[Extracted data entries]
┌──

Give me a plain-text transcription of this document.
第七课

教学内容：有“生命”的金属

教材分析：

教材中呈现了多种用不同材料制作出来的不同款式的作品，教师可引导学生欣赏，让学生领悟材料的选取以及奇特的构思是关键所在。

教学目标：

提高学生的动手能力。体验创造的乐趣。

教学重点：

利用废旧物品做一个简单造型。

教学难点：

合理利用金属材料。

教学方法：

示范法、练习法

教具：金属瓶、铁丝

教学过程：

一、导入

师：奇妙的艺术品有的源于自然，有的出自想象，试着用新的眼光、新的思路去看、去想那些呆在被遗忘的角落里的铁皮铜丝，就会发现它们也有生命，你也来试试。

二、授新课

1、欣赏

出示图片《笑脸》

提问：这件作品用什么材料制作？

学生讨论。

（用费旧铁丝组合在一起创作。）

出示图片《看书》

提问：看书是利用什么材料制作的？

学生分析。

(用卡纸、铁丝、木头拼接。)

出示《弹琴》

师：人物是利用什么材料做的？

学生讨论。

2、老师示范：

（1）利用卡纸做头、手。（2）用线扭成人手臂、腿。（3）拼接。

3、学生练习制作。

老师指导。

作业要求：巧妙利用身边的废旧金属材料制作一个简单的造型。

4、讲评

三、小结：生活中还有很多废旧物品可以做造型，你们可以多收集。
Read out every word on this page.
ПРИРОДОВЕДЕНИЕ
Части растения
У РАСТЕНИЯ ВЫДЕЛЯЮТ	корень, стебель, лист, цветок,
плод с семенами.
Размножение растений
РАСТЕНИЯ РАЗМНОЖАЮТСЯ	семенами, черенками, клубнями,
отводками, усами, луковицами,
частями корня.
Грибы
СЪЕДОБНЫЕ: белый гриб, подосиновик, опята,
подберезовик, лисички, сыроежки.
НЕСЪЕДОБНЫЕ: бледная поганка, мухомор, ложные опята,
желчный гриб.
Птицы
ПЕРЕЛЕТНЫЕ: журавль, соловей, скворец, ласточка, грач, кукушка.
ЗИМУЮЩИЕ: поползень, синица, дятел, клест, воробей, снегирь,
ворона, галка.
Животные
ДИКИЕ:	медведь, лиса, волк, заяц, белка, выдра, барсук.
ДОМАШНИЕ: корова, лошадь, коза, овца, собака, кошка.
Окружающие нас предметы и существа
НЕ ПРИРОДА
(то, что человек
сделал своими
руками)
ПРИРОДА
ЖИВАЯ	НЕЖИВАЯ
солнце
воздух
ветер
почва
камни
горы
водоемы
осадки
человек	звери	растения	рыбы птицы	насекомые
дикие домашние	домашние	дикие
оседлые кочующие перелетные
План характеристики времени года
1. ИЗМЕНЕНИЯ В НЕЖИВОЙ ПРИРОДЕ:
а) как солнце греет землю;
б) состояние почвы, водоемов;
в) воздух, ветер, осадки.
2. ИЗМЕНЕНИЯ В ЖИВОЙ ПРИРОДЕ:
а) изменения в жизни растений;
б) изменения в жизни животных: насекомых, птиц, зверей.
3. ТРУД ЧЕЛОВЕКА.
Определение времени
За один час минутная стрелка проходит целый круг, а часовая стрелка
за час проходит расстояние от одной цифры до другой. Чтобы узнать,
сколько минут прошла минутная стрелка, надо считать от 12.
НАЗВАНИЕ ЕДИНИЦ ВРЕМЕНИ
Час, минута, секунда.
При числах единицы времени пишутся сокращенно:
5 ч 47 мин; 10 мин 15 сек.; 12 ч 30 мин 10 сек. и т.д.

└──

Extract all lines as given.

_Full answer_.
Give me a plain-text transcription of this document.
第七课

教学内容：有“生命”的金属

教材分析：

教材中呈现了多种用不同材料制作出来的不同款式的作品，教师可引导学生欣赏，让学生领悟材料的选取以及奇特的构思是关键所在。

教学目标：

提高学生的动手能力。体验创造的乐趣。

教学重点：

利用废旧物品做一个简单造型。

教学难点：

合理利用金属材料。

教学方法：

示范法、练习法

教具：金属瓶、铁丝

教学过程：

一、导入

师：奇妙的艺术品有的源于自然，有的出自想象，试着用新的眼光、新的思路去看、去想那些呆在被遗忘的角落里的铁皮铜丝，就会发现它们也有生命，你也来试试。

二、授新课

1、欣赏

出示图片《笑脸》

提问：这件作品用什么材料制作？

学生讨论。

（用费旧铁丝组合在一起创作。）

出示图片《看书》

提问：看书是利用什么材料制作的？

学生分析。

(用卡纸、铁丝、木头拼接。)

出示《弹琴》

师：人物是利用什么材料做的？

学生讨论。

2、老师示范：

（1）利用卡纸做头、手。（2）用线扭成人手臂、腿。（3）拼接。

3、学生练习制作。

老师指导。

作业要求：巧妙利用身边的废旧金属材料制作一个简单的造型。

4、讲评

三、小结：生活中还有很多废旧物品可以做造型，你们可以多收集。
Read out every word on this page.
ПРИРОДОВЕДЕНИЕ
Части растения
У РАСТЕНИЯ ВЫДЕЛЯЮТ	корень, стебель, лист, цветок,
плод с семенами.
Размножение растений
РАСТЕНИЯ РАЗМНОЖАЮТСЯ	семенами, черенками, клубнями,
отводками, усами, луковицами,
частями корня.
Грибы
СЪЕДОБНЫЕ: белый гриб, подосиновик, опята,
подберезовик, лисички, сыроежки.
НЕСЪЕДОБНЫЕ: бледная поганка, мухомор, ложные опята,
желчный гриб.
Птицы
ПЕРЕЛЕТНЫЕ: журавль, соловей, скворец, ласточка, грач, кукушка.
ЗИМУЮЩИЕ: поползень, синица, дятел, клест, воробей, снегирь,
ворона, галка.
Животные
ДИКИЕ:	медведь, лиса, волк, заяц, белка, выдра, барсук.
ДОМАШНИЕ: корова, лошадь, коза, овца, собака, кошка.
Окружающие нас предметы и существа
НЕ ПРИРОДА
(то, что человек
сделал своими
руками)
ПРИРОДА
ЖИВАЯ	НЕЖИВАЯ
солнце
воздух
ветер
почва
камни
горы
водоемы
осадки
человек	звери	растения	рыбы птицы	насекомые
дикие домашние	домашние	дикие
оседлые кочующие перелетные
План характеристики времени года
1. ИЗМЕНЕНИЯ В НЕЖИВОЙ ПРИРОДЕ:
а) как солнце греет землю;
б) состояние почвы, водоемов;
в) воздух, ветер, осадки.
2. ИЗМЕНЕНИЯ В ЖИВОЙ ПРИРОДЕ:
а) изменения в жизни растений;
б) изменения в жизни животных: насекомых, птиц, зверей.
3. ТРУД ЧЕЛОВЕКА.
Определение времени
За один час минутная стрелка проходит целый круг, а часовая стрелка
за час проходит расстояние от одной цифры до другой. Чтобы узнать,
сколько минут прошла минутная стрелка, надо считать от 12.
НАЗВАНИЕ ЕДИНИЦ ВРЕМЕНИ
Час, минута, секунда.
При числах единицы времени пишутся сокращенно:
5 ч 47 мин; 10 мин 15 сек.; 12 ч 30 мин 10 сек. и т.д.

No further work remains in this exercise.